■ Task goal ■
Write the entries below out again exactly; any picture in them stays out.

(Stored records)
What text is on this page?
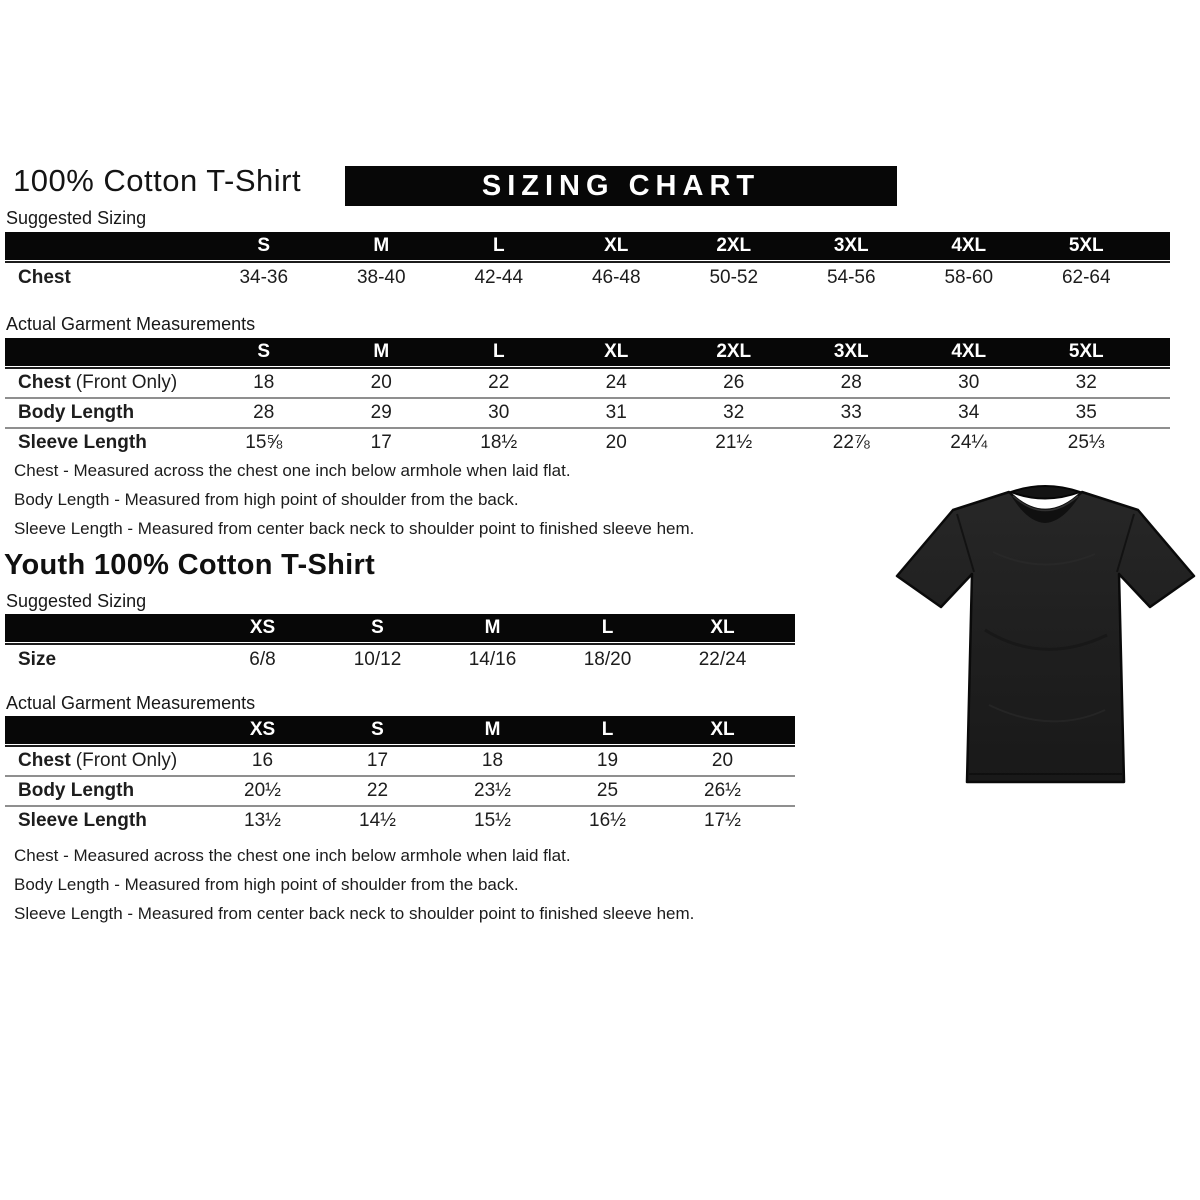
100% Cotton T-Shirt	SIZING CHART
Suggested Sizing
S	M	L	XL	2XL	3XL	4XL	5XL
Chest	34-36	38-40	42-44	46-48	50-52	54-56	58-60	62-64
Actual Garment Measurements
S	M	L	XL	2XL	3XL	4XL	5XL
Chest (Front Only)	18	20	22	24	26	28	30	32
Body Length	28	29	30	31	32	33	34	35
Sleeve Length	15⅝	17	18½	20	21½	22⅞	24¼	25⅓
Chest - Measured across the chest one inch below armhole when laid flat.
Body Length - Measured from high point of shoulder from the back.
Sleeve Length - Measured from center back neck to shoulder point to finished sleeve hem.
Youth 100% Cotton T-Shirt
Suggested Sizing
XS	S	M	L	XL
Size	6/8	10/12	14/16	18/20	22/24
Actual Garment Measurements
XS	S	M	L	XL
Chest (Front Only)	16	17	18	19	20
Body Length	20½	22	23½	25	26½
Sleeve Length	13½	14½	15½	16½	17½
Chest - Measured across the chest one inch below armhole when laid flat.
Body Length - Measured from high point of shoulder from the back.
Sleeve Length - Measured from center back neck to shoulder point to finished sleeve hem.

■ Exercise output ■
What text is on this page?
100% Cotton T-Shirt	SIZING CHART
Suggested Sizing
S	M	L	XL	2XL	3XL	4XL	5XL
Chest	34-36	38-40	42-44	46-48	50-52	54-56	58-60	62-64
Actual Garment Measurements
S	M	L	XL	2XL	3XL	4XL	5XL
Chest (Front Only)	18	20	22	24	26	28	30	32
Body Length	28	29	30	31	32	33	34	35
Sleeve Length	15⅝	17	18½	20	21½	22⅞	24¼	25⅓
Chest - Measured across the chest one inch below armhole when laid flat.
Body Length - Measured from high point of shoulder from the back.
Sleeve Length - Measured from center back neck to shoulder point to finished sleeve hem.
Youth 100% Cotton T-Shirt
Suggested Sizing
XS	S	M	L	XL
Size	6/8	10/12	14/16	18/20	22/24
Actual Garment Measurements
XS	S	M	L	XL
Chest (Front Only)	16	17	18	19	20
Body Length	20½	22	23½	25	26½
Sleeve Length	13½	14½	15½	16½	17½
Chest - Measured across the chest one inch below armhole when laid flat.
Body Length - Measured from high point of shoulder from the back.
Sleeve Length - Measured from center back neck to shoulder point to finished sleeve hem.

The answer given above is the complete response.